Exercise details:
Extract all of the entries and give them again, word for word.
----
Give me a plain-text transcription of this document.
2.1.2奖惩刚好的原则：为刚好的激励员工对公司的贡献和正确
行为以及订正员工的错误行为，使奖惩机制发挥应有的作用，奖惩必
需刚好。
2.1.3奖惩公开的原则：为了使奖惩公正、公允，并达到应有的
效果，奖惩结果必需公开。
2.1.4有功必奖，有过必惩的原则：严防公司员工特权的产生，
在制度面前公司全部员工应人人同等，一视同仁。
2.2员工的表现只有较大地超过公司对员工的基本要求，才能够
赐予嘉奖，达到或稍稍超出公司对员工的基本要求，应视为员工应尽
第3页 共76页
----
Task result:
Give me a plain-text transcription of this document.
2.1.2奖惩刚好的原则：为刚好的激励员工对公司的贡献和正确
行为以及订正员工的错误行为，使奖惩机制发挥应有的作用，奖惩必
需刚好。
2.1.3奖惩公开的原则：为了使奖惩公正、公允，并达到应有的
效果，奖惩结果必需公开。
2.1.4有功必奖，有过必惩的原则：严防公司员工特权的产生，
在制度面前公司全部员工应人人同等，一视同仁。
2.2员工的表现只有较大地超过公司对员工的基本要求，才能够
赐予嘉奖，达到或稍稍超出公司对员工的基本要求，应视为员工应尽
第3页 共76页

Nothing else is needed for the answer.